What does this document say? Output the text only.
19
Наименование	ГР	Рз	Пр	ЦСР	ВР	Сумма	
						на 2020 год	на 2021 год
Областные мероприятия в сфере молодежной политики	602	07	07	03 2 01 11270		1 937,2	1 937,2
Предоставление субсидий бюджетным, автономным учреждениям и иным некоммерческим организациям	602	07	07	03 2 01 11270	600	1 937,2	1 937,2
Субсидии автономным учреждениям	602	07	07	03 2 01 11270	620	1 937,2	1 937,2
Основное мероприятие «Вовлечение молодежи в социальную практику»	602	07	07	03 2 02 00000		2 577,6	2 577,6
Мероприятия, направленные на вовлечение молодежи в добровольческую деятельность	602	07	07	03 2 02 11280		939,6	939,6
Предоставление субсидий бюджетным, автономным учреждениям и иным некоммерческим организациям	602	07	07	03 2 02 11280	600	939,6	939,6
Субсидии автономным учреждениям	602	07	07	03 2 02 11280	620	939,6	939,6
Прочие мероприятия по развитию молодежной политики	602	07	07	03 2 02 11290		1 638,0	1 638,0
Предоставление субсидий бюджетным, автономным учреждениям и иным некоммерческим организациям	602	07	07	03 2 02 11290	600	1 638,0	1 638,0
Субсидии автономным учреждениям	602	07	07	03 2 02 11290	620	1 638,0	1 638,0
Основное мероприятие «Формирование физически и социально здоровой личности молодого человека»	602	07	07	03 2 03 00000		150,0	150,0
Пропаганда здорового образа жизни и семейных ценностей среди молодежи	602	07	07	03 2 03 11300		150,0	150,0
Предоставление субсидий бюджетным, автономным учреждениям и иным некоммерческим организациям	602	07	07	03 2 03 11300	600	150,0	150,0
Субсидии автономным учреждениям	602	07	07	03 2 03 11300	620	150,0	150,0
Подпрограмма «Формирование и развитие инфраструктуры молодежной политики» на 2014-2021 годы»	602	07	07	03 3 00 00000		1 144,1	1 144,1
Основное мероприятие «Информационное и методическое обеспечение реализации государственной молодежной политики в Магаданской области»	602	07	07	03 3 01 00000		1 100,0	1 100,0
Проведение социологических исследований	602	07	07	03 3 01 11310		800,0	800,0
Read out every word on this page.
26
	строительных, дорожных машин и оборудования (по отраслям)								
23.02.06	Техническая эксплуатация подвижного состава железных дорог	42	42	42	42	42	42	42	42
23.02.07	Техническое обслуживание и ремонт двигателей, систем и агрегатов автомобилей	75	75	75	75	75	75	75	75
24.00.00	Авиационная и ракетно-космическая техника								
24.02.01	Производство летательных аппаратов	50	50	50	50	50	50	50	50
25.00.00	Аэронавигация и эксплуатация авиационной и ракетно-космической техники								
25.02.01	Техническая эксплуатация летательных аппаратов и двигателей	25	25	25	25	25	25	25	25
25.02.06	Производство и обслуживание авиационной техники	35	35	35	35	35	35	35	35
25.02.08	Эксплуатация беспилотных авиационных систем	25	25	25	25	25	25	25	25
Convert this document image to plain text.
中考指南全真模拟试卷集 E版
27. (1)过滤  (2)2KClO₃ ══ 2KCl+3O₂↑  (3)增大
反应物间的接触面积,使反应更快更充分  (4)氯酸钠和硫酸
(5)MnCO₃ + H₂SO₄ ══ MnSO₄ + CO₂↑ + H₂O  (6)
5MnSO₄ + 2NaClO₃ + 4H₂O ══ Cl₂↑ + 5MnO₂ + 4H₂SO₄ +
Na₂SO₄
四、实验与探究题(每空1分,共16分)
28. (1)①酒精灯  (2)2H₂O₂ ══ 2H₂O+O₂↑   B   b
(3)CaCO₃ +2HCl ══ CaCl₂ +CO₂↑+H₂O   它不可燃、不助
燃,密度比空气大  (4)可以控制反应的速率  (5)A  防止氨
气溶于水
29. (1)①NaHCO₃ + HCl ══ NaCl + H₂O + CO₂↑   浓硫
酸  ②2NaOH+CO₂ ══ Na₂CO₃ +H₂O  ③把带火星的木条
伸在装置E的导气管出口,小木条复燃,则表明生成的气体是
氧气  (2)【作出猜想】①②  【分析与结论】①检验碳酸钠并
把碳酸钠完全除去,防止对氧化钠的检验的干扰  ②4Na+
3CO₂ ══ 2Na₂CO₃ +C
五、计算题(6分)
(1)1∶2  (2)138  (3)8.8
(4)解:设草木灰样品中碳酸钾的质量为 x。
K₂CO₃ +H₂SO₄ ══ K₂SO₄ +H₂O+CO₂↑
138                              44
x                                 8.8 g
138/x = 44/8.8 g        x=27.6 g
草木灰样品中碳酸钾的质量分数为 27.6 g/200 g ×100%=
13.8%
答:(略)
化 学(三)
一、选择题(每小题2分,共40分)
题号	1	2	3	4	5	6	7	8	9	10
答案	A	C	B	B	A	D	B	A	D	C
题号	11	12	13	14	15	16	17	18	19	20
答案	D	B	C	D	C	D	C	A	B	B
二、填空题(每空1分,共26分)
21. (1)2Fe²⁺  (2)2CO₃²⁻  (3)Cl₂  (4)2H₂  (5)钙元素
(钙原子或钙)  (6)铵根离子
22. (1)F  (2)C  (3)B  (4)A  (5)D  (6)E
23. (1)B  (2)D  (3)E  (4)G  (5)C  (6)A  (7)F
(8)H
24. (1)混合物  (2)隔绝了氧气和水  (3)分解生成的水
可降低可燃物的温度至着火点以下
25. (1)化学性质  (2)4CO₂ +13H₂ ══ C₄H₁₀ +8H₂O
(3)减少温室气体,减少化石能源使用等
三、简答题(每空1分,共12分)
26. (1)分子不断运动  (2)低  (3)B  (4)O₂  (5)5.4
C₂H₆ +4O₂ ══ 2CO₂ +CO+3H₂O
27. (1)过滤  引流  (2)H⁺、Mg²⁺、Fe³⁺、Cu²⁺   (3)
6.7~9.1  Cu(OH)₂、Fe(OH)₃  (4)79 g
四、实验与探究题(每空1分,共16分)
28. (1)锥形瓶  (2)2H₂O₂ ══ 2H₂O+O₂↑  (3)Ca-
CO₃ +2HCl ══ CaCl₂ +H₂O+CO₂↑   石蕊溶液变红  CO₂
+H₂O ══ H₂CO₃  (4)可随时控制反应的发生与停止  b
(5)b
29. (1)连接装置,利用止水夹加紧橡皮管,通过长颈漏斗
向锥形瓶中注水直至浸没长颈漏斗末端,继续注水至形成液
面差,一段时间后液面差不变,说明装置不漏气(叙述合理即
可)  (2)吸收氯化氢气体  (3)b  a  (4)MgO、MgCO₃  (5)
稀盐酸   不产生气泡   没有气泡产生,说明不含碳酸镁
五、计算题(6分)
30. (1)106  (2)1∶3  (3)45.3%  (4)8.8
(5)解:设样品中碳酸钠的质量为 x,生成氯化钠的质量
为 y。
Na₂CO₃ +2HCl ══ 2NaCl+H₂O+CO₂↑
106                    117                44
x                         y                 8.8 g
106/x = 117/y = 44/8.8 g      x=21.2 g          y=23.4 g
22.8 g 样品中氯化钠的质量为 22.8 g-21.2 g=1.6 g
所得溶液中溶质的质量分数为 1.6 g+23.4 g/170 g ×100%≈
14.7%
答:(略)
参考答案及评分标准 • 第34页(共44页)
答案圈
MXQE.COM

□ □ □ □ □

-- WHAT IS NEEDED --
Give all of the entries again, word for word.

-- RESULT --
What does this document say? Output the text only.
19
Наименование	ГР	Рз	Пр	ЦСР	ВР	Сумма	
						на 2020 год	на 2021 год
Областные мероприятия в сфере молодежной политики	602	07	07	03 2 01 11270		1 937,2	1 937,2
Предоставление субсидий бюджетным, автономным учреждениям и иным некоммерческим организациям	602	07	07	03 2 01 11270	600	1 937,2	1 937,2
Субсидии автономным учреждениям	602	07	07	03 2 01 11270	620	1 937,2	1 937,2
Основное мероприятие «Вовлечение молодежи в социальную практику»	602	07	07	03 2 02 00000		2 577,6	2 577,6
Мероприятия, направленные на вовлечение молодежи в добровольческую деятельность	602	07	07	03 2 02 11280		939,6	939,6
Предоставление субсидий бюджетным, автономным учреждениям и иным некоммерческим организациям	602	07	07	03 2 02 11280	600	939,6	939,6
Субсидии автономным учреждениям	602	07	07	03 2 02 11280	620	939,6	939,6
Прочие мероприятия по развитию молодежной политики	602	07	07	03 2 02 11290		1 638,0	1 638,0
Предоставление субсидий бюджетным, автономным учреждениям и иным некоммерческим организациям	602	07	07	03 2 02 11290	600	1 638,0	1 638,0
Субсидии автономным учреждениям	602	07	07	03 2 02 11290	620	1 638,0	1 638,0
Основное мероприятие «Формирование физически и социально здоровой личности молодого человека»	602	07	07	03 2 03 00000		150,0	150,0
Пропаганда здорового образа жизни и семейных ценностей среди молодежи	602	07	07	03 2 03 11300		150,0	150,0
Предоставление субсидий бюджетным, автономным учреждениям и иным некоммерческим организациям	602	07	07	03 2 03 11300	600	150,0	150,0
Субсидии автономным учреждениям	602	07	07	03 2 03 11300	620	150,0	150,0
Подпрограмма «Формирование и развитие инфраструктуры молодежной политики» на 2014-2021 годы»	602	07	07	03 3 00 00000		1 144,1	1 144,1
Основное мероприятие «Информационное и методическое обеспечение реализации государственной молодежной политики в Магаданской области»	602	07	07	03 3 01 00000		1 100,0	1 100,0
Проведение социологических исследований	602	07	07	03 3 01 11310		800,0	800,0
Read out every word on this page.
26
	строительных, дорожных машин и оборудования (по отраслям)								
23.02.06	Техническая эксплуатация подвижного состава железных дорог	42	42	42	42	42	42	42	42
23.02.07	Техническое обслуживание и ремонт двигателей, систем и агрегатов автомобилей	75	75	75	75	75	75	75	75
24.00.00	Авиационная и ракетно-космическая техника								
24.02.01	Производство летательных аппаратов	50	50	50	50	50	50	50	50
25.00.00	Аэронавигация и эксплуатация авиационной и ракетно-космической техники								
25.02.01	Техническая эксплуатация летательных аппаратов и двигателей	25	25	25	25	25	25	25	25
25.02.06	Производство и обслуживание авиационной техники	35	35	35	35	35	35	35	35
25.02.08	Эксплуатация беспилотных авиационных систем	25	25	25	25	25	25	25	25
Convert this document image to plain text.
中考指南全真模拟试卷集 E版
27. (1)过滤  (2)2KClO₃ ══ 2KCl+3O₂↑  (3)增大
反应物间的接触面积,使反应更快更充分  (4)氯酸钠和硫酸
(5)MnCO₃ + H₂SO₄ ══ MnSO₄ + CO₂↑ + H₂O  (6)
5MnSO₄ + 2NaClO₃ + 4H₂O ══ Cl₂↑ + 5MnO₂ + 4H₂SO₄ +
Na₂SO₄
四、实验与探究题(每空1分,共16分)
28. (1)①酒精灯  (2)2H₂O₂ ══ 2H₂O+O₂↑   B   b
(3)CaCO₃ +2HCl ══ CaCl₂ +CO₂↑+H₂O   它不可燃、不助
燃,密度比空气大  (4)可以控制反应的速率  (5)A  防止氨
气溶于水
29. (1)①NaHCO₃ + HCl ══ NaCl + H₂O + CO₂↑   浓硫
酸  ②2NaOH+CO₂ ══ Na₂CO₃ +H₂O  ③把带火星的木条
伸在装置E的导气管出口,小木条复燃,则表明生成的气体是
氧气  (2)【作出猜想】①②  【分析与结论】①检验碳酸钠并
把碳酸钠完全除去,防止对氧化钠的检验的干扰  ②4Na+
3CO₂ ══ 2Na₂CO₃ +C
五、计算题(6分)
(1)1∶2  (2)138  (3)8.8
(4)解:设草木灰样品中碳酸钾的质量为 x。
K₂CO₃ +H₂SO₄ ══ K₂SO₄ +H₂O+CO₂↑
138                              44
x                                 8.8 g
138/x = 44/8.8 g        x=27.6 g
草木灰样品中碳酸钾的质量分数为 27.6 g/200 g ×100%=
13.8%
答:(略)
化 学(三)
一、选择题(每小题2分,共40分)
题号	1	2	3	4	5	6	7	8	9	10
答案	A	C	B	B	A	D	B	A	D	C
题号	11	12	13	14	15	16	17	18	19	20
答案	D	B	C	D	C	D	C	A	B	B
二、填空题(每空1分,共26分)
21. (1)2Fe²⁺  (2)2CO₃²⁻  (3)Cl₂  (4)2H₂  (5)钙元素
(钙原子或钙)  (6)铵根离子
22. (1)F  (2)C  (3)B  (4)A  (5)D  (6)E
23. (1)B  (2)D  (3)E  (4)G  (5)C  (6)A  (7)F
(8)H
24. (1)混合物  (2)隔绝了氧气和水  (3)分解生成的水
可降低可燃物的温度至着火点以下
25. (1)化学性质  (2)4CO₂ +13H₂ ══ C₄H₁₀ +8H₂O
(3)减少温室气体,减少化石能源使用等
三、简答题(每空1分,共12分)
26. (1)分子不断运动  (2)低  (3)B  (4)O₂  (5)5.4
C₂H₆ +4O₂ ══ 2CO₂ +CO+3H₂O
27. (1)过滤  引流  (2)H⁺、Mg²⁺、Fe³⁺、Cu²⁺   (3)
6.7~9.1  Cu(OH)₂、Fe(OH)₃  (4)79 g
四、实验与探究题(每空1分,共16分)
28. (1)锥形瓶  (2)2H₂O₂ ══ 2H₂O+O₂↑  (3)Ca-
CO₃ +2HCl ══ CaCl₂ +H₂O+CO₂↑   石蕊溶液变红  CO₂
+H₂O ══ H₂CO₃  (4)可随时控制反应的发生与停止  b
(5)b
29. (1)连接装置,利用止水夹加紧橡皮管,通过长颈漏斗
向锥形瓶中注水直至浸没长颈漏斗末端,继续注水至形成液
面差,一段时间后液面差不变,说明装置不漏气(叙述合理即
可)  (2)吸收氯化氢气体  (3)b  a  (4)MgO、MgCO₃  (5)
稀盐酸   不产生气泡   没有气泡产生,说明不含碳酸镁
五、计算题(6分)
30. (1)106  (2)1∶3  (3)45.3%  (4)8.8
(5)解:设样品中碳酸钠的质量为 x,生成氯化钠的质量
为 y。
Na₂CO₃ +2HCl ══ 2NaCl+H₂O+CO₂↑
106                    117                44
x                         y                 8.8 g
106/x = 117/y = 44/8.8 g      x=21.2 g          y=23.4 g
22.8 g 样品中氯化钠的质量为 22.8 g-21.2 g=1.6 g
所得溶液中溶质的质量分数为 1.6 g+23.4 g/170 g ×100%≈
14.7%
答:(略)
参考答案及评分标准 • 第34页(共44页)
答案圈
MXQE.COM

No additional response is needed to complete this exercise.